══ Given data

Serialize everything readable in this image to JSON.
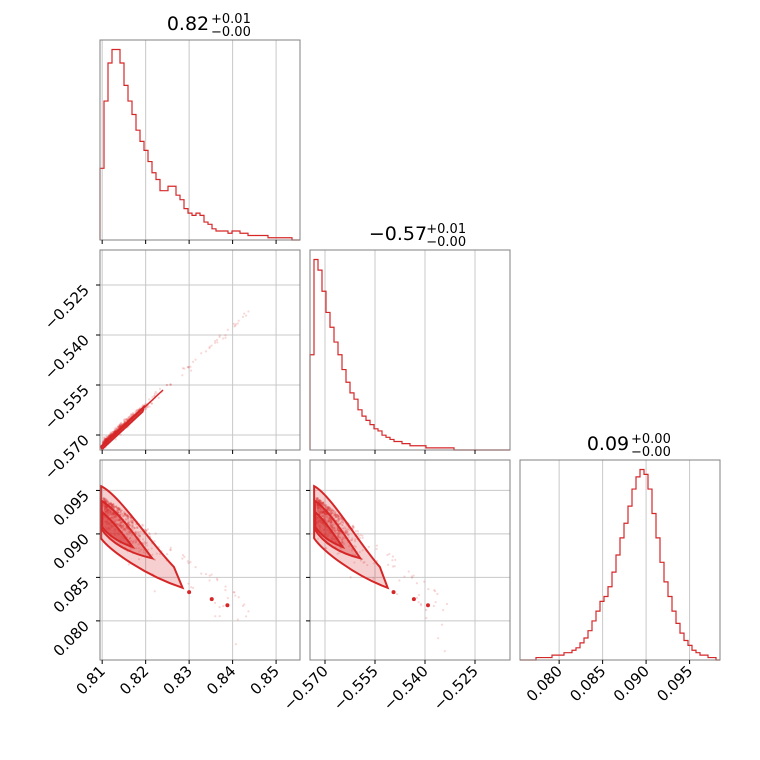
{
  "chart_data": {
    "type": "corner",
    "color": "#d62728",
    "grid": true,
    "parameters": [
      {
        "range": [
          0.8095,
          0.8555
        ],
        "ticks": [
          0.81,
          0.82,
          0.83,
          0.84,
          0.85
        ],
        "tick_labels": [
          "0.81",
          "0.82",
          "0.83",
          "0.84",
          "0.85"
        ],
        "title": {
          "value": "0.82",
          "plus": "+0.01",
          "minus": "−0.00"
        },
        "histogram": {
          "start": 0.8095,
          "bin_width": 0.00092,
          "counts": [
            32,
            62,
            79,
            85,
            85,
            79,
            69,
            62,
            56,
            49,
            44,
            40,
            35,
            30,
            27,
            22,
            22,
            24,
            24,
            20,
            18,
            14,
            12,
            11,
            12,
            11,
            8,
            7,
            5,
            4,
            4,
            4,
            3,
            4,
            4,
            3,
            3,
            2,
            2,
            2,
            2,
            2,
            1,
            1,
            1,
            1,
            1,
            1,
            0,
            0
          ]
        }
      },
      {
        "range": [
          -0.5745,
          -0.5145
        ],
        "ticks": [
          -0.57,
          -0.555,
          -0.54,
          -0.525
        ],
        "tick_labels": [
          "−0.570",
          "−0.555",
          "−0.540",
          "−0.525"
        ],
        "title": {
          "value": "−0.57",
          "plus": "+0.01",
          "minus": "−0.00"
        },
        "histogram": {
          "start": -0.5745,
          "bin_width": 0.0012,
          "counts": [
            45,
            90,
            85,
            75,
            65,
            58,
            51,
            45,
            38,
            32,
            27,
            24,
            19,
            16,
            14,
            12,
            10,
            9,
            7,
            6,
            5,
            4,
            4,
            3,
            3,
            2,
            2,
            2,
            2,
            1,
            1,
            1,
            1,
            1,
            1,
            1,
            0,
            0,
            0,
            0,
            0,
            0,
            0,
            0,
            0,
            0,
            0,
            0,
            0,
            0
          ]
        }
      },
      {
        "range": [
          0.0755,
          0.0985
        ],
        "ticks": [
          0.08,
          0.085,
          0.09,
          0.095
        ],
        "tick_labels": [
          "0.080",
          "0.085",
          "0.090",
          "0.095"
        ],
        "title": {
          "value": "0.09",
          "plus": "+0.00",
          "minus": "−0.00"
        },
        "histogram": {
          "start": 0.0755,
          "bin_width": 0.00046,
          "counts": [
            0,
            0,
            0,
            0,
            1,
            1,
            1,
            1,
            2,
            2,
            2,
            3,
            3,
            4,
            5,
            7,
            9,
            12,
            16,
            20,
            24,
            26,
            30,
            36,
            43,
            50,
            56,
            63,
            70,
            75,
            78,
            76,
            70,
            60,
            50,
            40,
            32,
            26,
            20,
            15,
            11,
            8,
            6,
            4,
            3,
            2,
            2,
            1,
            1,
            0
          ]
        }
      }
    ]
  }
}
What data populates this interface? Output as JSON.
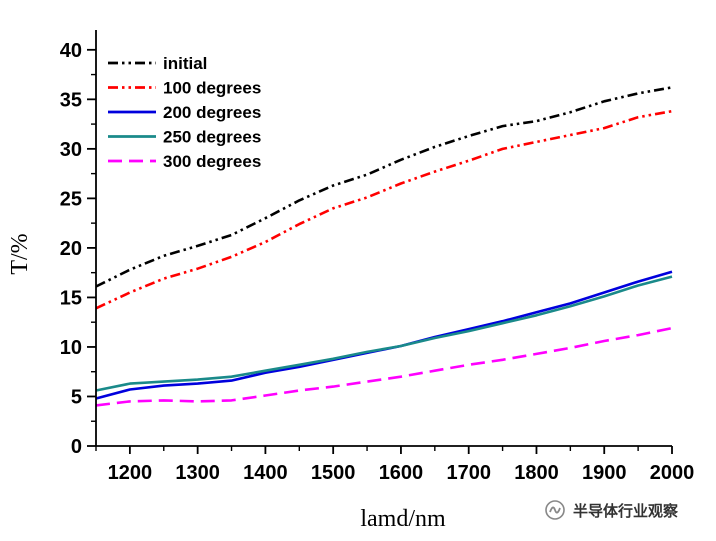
{
  "chart_data": {
    "type": "line",
    "title": "",
    "xlabel": "lamd/nm",
    "ylabel": "T/%",
    "xlim": [
      1150,
      2000
    ],
    "ylim": [
      0,
      42
    ],
    "xticks": [
      1200,
      1300,
      1400,
      1500,
      1600,
      1700,
      1800,
      1900,
      2000
    ],
    "yticks": [
      0,
      5,
      10,
      15,
      20,
      25,
      30,
      35,
      40
    ],
    "grid": false,
    "legend_position": "top-left",
    "series": [
      {
        "name": "initial",
        "color": "#000000",
        "dash": "dashdotdot",
        "x": [
          1150,
          1200,
          1250,
          1300,
          1350,
          1400,
          1450,
          1500,
          1550,
          1600,
          1650,
          1700,
          1750,
          1800,
          1850,
          1900,
          1950,
          2000
        ],
        "y": [
          16.1,
          17.8,
          19.2,
          20.2,
          21.3,
          23.0,
          24.8,
          26.3,
          27.4,
          28.9,
          30.2,
          31.3,
          32.3,
          32.8,
          33.7,
          34.8,
          35.6,
          36.2
        ]
      },
      {
        "name": "100 degrees",
        "color": "#ff0000",
        "dash": "dashdotdot",
        "x": [
          1150,
          1200,
          1250,
          1300,
          1350,
          1400,
          1450,
          1500,
          1550,
          1600,
          1650,
          1700,
          1750,
          1800,
          1850,
          1900,
          1950,
          2000
        ],
        "y": [
          13.9,
          15.5,
          16.9,
          17.9,
          19.1,
          20.6,
          22.4,
          24.0,
          25.1,
          26.5,
          27.7,
          28.8,
          30.0,
          30.7,
          31.4,
          32.1,
          33.2,
          33.8
        ]
      },
      {
        "name": "200 degrees",
        "color": "#0000dd",
        "dash": "solid",
        "x": [
          1150,
          1200,
          1250,
          1300,
          1350,
          1400,
          1450,
          1500,
          1550,
          1600,
          1650,
          1700,
          1750,
          1800,
          1850,
          1900,
          1950,
          2000
        ],
        "y": [
          4.8,
          5.7,
          6.1,
          6.3,
          6.6,
          7.4,
          8.0,
          8.7,
          9.4,
          10.1,
          11.0,
          11.8,
          12.6,
          13.5,
          14.4,
          15.5,
          16.6,
          17.6
        ]
      },
      {
        "name": "250 degrees",
        "color": "#1a8a8a",
        "dash": "solid",
        "x": [
          1150,
          1200,
          1250,
          1300,
          1350,
          1400,
          1450,
          1500,
          1550,
          1600,
          1650,
          1700,
          1750,
          1800,
          1850,
          1900,
          1950,
          2000
        ],
        "y": [
          5.6,
          6.3,
          6.5,
          6.7,
          7.0,
          7.6,
          8.2,
          8.8,
          9.5,
          10.1,
          10.9,
          11.6,
          12.4,
          13.2,
          14.1,
          15.1,
          16.2,
          17.1
        ]
      },
      {
        "name": "300 degrees",
        "color": "#ff00ff",
        "dash": "dash",
        "x": [
          1150,
          1200,
          1250,
          1300,
          1350,
          1400,
          1450,
          1500,
          1550,
          1600,
          1650,
          1700,
          1750,
          1800,
          1850,
          1900,
          1950,
          2000
        ],
        "y": [
          4.1,
          4.5,
          4.6,
          4.5,
          4.6,
          5.1,
          5.6,
          6.0,
          6.5,
          7.0,
          7.6,
          8.2,
          8.7,
          9.3,
          9.9,
          10.6,
          11.2,
          11.9
        ]
      }
    ]
  },
  "watermark": {
    "text": "半导体行业观察",
    "icon": "wechat-channel-icon"
  }
}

════

Search the entries for the word "start" and pick out every line that holds it.

          "start": 0.8095,
          "start": -0.5745,
          "start": 0.0755,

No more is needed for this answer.